- **Суть задания**:
Допишите продолжение фрагмента о писателях, которые обличают то, чем сами наслаждаются, начиная сразу после его последнего предложения.

- **Избранный фрагмент**:
• • • • • • •

Дмитрий Быков - Тайный русский календарь. Главные даты
Лев Толстой, первым, так сказать, ущучивший этот феномен на примере купринской «Ямы», говорил: «Я знаю, что он как будто обличает. Но сам-то он, описывая это, наслаждается. И этого от человека с художественным чутьем нельзя скрыть». Думаю, насчет «Ямы» Л.Н. погорячился, приняв за похоть обычную и неизменную купринскую страсть к описанию ярких коллизий и сильных натур; однако само явление — «обличает, а сам наслаждается» — действительно распространено. Оно простительно и даже трогательно, когда писатель подходит к делу с априорно сформулированной задачей, а в процессе творчества вдруг увлекается и оправдывает тех, кого собирался осудить, — таких примеров и у Толстого полно, хоть в «Анне Карениной», — то есть художественная правда оказывается сильнее схемы. Но нет прощения тому, кто сознательно и нагло фарисействует. Это и есть беспримесный садизм — обличать то, чем в действительности охотно занялся бы сам.

• • • • • • •

- **Предоставленные строки**:
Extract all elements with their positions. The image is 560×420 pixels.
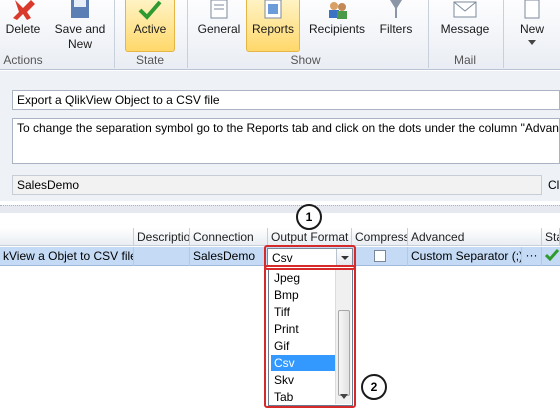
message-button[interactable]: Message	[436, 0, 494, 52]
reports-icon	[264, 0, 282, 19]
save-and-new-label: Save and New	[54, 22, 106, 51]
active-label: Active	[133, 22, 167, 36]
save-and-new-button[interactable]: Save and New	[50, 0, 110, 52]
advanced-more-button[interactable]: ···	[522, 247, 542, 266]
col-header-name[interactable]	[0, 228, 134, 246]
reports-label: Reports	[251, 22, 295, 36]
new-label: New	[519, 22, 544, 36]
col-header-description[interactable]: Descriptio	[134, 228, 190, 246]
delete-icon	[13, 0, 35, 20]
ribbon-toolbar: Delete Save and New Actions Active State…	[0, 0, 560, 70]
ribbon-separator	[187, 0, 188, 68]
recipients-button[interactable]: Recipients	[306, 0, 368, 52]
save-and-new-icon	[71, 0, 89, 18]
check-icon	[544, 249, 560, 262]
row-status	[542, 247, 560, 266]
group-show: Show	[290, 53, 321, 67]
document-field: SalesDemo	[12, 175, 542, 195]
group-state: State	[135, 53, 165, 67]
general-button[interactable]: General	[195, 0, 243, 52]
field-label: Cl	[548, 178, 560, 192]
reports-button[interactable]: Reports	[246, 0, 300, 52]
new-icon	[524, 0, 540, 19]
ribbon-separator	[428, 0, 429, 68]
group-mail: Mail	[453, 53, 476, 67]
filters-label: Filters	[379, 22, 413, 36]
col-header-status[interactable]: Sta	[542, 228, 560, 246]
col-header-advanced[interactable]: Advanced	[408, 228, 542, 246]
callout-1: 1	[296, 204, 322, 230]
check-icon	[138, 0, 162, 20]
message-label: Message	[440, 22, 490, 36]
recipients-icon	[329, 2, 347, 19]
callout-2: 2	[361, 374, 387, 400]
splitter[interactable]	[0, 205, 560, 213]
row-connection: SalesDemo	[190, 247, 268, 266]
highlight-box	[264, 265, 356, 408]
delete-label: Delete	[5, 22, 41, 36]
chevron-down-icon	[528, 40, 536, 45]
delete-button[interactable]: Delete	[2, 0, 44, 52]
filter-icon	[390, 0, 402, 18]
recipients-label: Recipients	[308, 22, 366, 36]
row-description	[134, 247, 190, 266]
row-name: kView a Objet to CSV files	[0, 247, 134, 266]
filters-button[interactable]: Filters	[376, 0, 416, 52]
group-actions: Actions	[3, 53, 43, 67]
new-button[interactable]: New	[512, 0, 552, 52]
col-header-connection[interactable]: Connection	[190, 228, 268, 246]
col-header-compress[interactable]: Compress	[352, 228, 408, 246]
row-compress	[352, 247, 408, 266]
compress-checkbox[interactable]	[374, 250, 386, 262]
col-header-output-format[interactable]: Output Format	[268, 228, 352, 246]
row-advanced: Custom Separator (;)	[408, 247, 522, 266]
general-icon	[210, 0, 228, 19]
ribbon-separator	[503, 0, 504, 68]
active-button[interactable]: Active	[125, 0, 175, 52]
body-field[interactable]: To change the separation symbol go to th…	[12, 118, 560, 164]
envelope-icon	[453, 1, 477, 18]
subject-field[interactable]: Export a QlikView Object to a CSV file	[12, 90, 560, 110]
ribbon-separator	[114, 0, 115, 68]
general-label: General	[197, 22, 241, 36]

• • • • • • •

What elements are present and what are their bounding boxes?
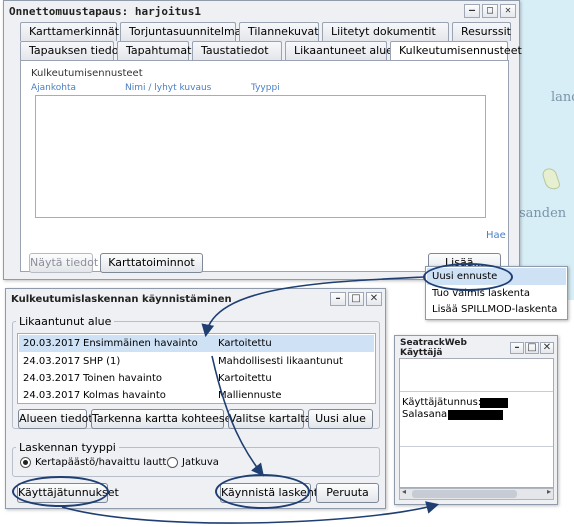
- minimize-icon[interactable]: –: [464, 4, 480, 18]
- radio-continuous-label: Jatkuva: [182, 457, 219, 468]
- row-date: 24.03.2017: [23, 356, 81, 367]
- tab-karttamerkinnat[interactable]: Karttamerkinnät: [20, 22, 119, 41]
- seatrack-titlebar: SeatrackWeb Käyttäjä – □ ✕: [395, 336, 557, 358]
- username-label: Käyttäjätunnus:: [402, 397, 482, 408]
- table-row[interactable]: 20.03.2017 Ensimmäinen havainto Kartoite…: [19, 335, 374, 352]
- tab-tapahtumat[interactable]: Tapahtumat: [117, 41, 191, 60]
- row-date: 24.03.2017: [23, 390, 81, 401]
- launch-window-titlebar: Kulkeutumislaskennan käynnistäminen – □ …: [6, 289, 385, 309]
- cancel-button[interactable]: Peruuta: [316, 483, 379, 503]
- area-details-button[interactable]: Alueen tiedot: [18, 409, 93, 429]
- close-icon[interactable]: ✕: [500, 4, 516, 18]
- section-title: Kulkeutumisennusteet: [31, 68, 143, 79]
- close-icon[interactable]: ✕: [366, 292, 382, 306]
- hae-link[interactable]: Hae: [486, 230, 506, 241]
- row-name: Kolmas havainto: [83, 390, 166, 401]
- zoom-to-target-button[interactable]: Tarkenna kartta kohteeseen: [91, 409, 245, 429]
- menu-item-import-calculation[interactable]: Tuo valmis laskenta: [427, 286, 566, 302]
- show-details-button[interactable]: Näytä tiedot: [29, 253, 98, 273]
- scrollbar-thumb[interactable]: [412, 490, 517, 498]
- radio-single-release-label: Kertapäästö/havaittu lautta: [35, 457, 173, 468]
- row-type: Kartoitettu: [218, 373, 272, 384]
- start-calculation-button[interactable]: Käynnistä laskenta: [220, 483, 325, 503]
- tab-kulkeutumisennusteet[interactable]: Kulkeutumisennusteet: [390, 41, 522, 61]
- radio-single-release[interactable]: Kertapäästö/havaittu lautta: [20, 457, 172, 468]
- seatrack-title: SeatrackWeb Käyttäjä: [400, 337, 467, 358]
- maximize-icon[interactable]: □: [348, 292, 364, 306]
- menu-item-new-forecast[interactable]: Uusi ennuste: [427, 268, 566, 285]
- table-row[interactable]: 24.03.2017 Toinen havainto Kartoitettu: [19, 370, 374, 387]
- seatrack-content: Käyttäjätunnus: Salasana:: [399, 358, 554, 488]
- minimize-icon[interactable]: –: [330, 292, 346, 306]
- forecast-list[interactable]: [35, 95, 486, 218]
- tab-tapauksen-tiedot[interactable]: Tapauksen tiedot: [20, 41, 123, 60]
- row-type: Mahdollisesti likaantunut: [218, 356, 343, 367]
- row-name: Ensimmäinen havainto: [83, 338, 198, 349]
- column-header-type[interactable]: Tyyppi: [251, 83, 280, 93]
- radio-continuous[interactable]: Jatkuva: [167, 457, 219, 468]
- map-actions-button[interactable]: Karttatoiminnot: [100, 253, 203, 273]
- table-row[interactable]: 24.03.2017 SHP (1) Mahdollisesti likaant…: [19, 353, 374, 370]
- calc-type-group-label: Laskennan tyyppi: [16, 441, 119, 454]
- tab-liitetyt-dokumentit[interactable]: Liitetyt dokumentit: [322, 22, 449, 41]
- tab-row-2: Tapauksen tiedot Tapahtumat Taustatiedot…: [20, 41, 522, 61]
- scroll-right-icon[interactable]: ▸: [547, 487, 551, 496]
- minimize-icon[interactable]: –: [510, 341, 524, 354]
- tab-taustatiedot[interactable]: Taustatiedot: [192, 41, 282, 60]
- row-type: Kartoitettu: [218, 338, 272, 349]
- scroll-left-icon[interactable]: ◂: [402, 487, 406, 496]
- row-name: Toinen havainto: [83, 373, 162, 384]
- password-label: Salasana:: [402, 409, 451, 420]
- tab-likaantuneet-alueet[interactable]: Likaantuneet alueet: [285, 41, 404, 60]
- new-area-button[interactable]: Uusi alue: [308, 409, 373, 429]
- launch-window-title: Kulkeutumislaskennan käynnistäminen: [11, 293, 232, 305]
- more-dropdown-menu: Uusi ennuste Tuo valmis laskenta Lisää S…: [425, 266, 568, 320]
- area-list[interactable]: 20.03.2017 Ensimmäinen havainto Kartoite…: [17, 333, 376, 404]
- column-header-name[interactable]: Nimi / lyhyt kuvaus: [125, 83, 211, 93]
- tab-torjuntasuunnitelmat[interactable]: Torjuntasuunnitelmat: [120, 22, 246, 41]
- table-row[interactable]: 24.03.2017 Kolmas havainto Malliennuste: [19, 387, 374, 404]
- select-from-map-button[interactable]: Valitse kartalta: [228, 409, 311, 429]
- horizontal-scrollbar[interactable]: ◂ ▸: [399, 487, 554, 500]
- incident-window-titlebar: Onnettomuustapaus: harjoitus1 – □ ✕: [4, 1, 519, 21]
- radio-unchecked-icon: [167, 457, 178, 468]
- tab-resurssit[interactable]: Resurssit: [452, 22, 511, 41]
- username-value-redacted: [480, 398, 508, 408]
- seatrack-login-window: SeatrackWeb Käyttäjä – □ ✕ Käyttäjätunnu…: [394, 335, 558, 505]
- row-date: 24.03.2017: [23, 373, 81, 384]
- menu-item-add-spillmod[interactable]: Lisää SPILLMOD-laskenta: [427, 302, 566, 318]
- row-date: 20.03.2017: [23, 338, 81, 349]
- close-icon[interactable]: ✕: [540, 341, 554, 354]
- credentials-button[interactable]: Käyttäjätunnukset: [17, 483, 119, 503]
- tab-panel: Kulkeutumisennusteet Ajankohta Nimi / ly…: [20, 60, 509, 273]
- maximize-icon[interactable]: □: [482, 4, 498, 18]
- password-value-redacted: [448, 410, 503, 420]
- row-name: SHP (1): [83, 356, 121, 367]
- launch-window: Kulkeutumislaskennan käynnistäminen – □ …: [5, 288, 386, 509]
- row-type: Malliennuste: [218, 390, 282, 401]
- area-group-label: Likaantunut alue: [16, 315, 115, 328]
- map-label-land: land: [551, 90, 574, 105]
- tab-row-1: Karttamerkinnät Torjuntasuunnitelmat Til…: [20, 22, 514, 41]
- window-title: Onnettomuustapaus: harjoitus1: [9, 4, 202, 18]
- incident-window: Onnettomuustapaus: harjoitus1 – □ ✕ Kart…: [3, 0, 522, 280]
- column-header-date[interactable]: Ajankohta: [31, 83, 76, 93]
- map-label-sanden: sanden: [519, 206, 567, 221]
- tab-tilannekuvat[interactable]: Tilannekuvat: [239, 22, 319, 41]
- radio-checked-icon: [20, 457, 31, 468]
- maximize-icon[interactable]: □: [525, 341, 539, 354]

• • • • • • •

- **Результат упражнения**:
Наиболее наглядным примером садизма в мировой культуре представляется мне даже не роман де Сада «120 дней Содома», а его осовременивающая экранизация работы Пьера Паоло Пазолини. Можно опять-таки порассуждать о том, что Пазолини в этой картине разоблачает сущность фашизма, но «от человека с чутьем» нельзя скрыть, что несомненный и демонстративный извращенец удовлетворяет свою поистине сатанинскую похоть, любуясь тем, как терзают красивую молодежь, и превращая зрителя в соучастника. Я бы понял, если б он все это снимал для личного бесхитростного удовлетворения, но приплетание к этим задачам еще и борьбы с фашизмом — это уже неприкрытый садизм, попытка алкоголика оправдаться тем, что он пил исключительно за добро и красоту.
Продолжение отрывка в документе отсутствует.